● **Work required**
All records must be quoted exactly. Omit the pictures.

___

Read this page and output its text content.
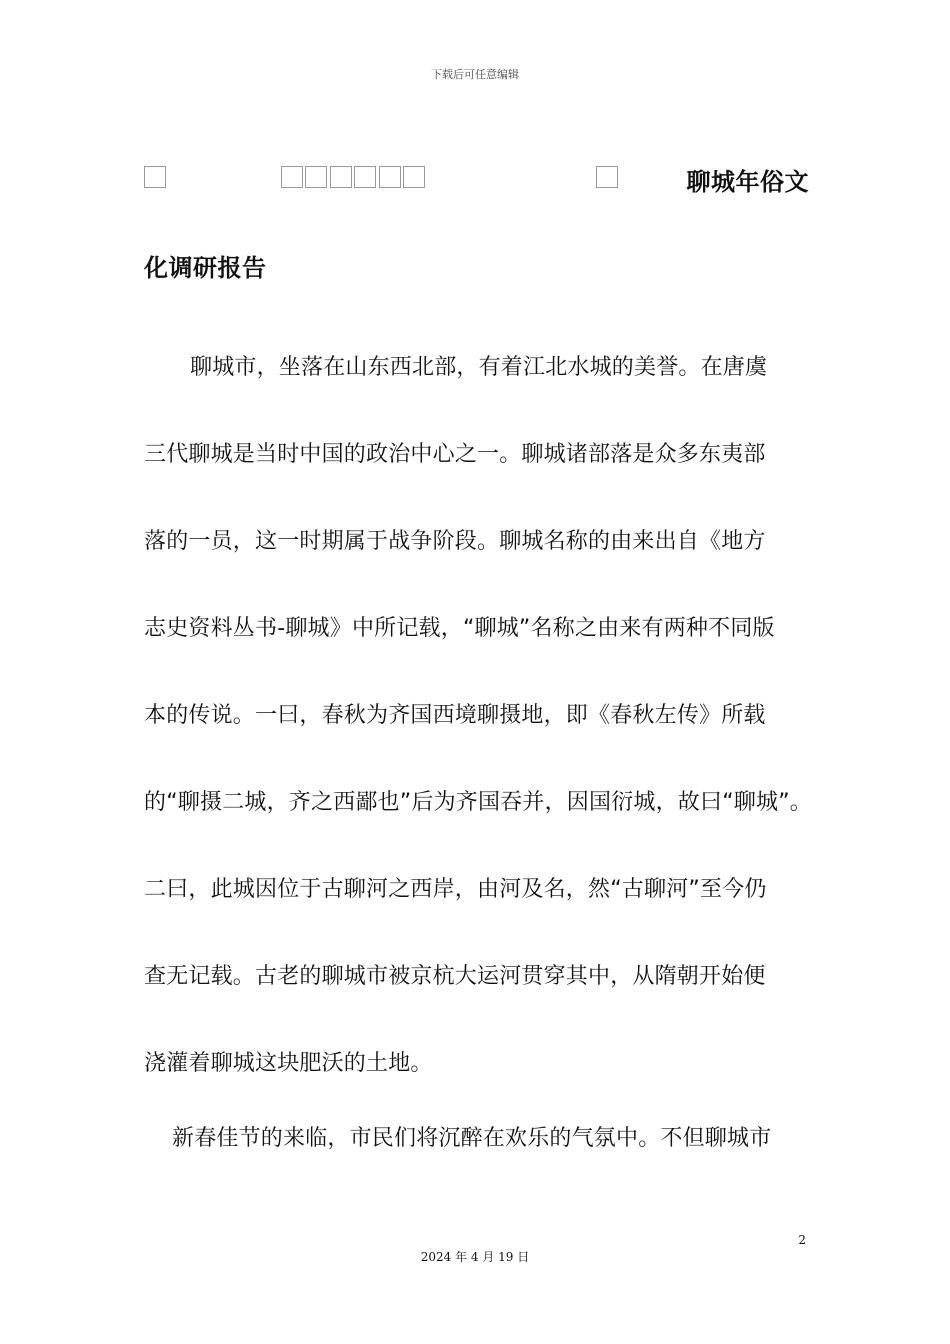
下载后可任意编辑
聊城年俗文
化调研报告
聊城市，坐落在山东西北部，有着江北水城的美誉。在唐虞
三代聊城是当时中国的政治中心之一。聊城诸部落是众多东夷部
落的一员，这一时期属于战争阶段。聊城名称的由来出自《地方
志史资料丛书-聊城》中所记载，“聊城”名称之由来有两种不同版
本的传说。一曰，春秋为齐国西境聊摄地，即《春秋左传》所载
的“聊摄二城，齐之西鄙也”后为齐国吞并，因国衍城，故曰“聊城”。
二曰，此城因位于古聊河之西岸，由河及名，然“古聊河”至今仍
查无记载。古老的聊城市被京杭大运河贯穿其中，从隋朝开始便
浇灌着聊城这块肥沃的土地。
新春佳节的来临，市民们将沉醉在欢乐的气氛中。不但聊城市
2
2024 年 4 月 19 日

___

● **The reply**
Read this page and output its text content.
下载后可任意编辑
聊城年俗文
化调研报告
聊城市，坐落在山东西北部，有着江北水城的美誉。在唐虞
三代聊城是当时中国的政治中心之一。聊城诸部落是众多东夷部
落的一员，这一时期属于战争阶段。聊城名称的由来出自《地方
志史资料丛书-聊城》中所记载，“聊城”名称之由来有两种不同版
本的传说。一曰，春秋为齐国西境聊摄地，即《春秋左传》所载
的“聊摄二城，齐之西鄙也”后为齐国吞并，因国衍城，故曰“聊城”。
二曰，此城因位于古聊河之西岸，由河及名，然“古聊河”至今仍
查无记载。古老的聊城市被京杭大运河贯穿其中，从隋朝开始便
浇灌着聊城这块肥沃的土地。
新春佳节的来临，市民们将沉醉在欢乐的气氛中。不但聊城市
2
2024 年 4 月 19 日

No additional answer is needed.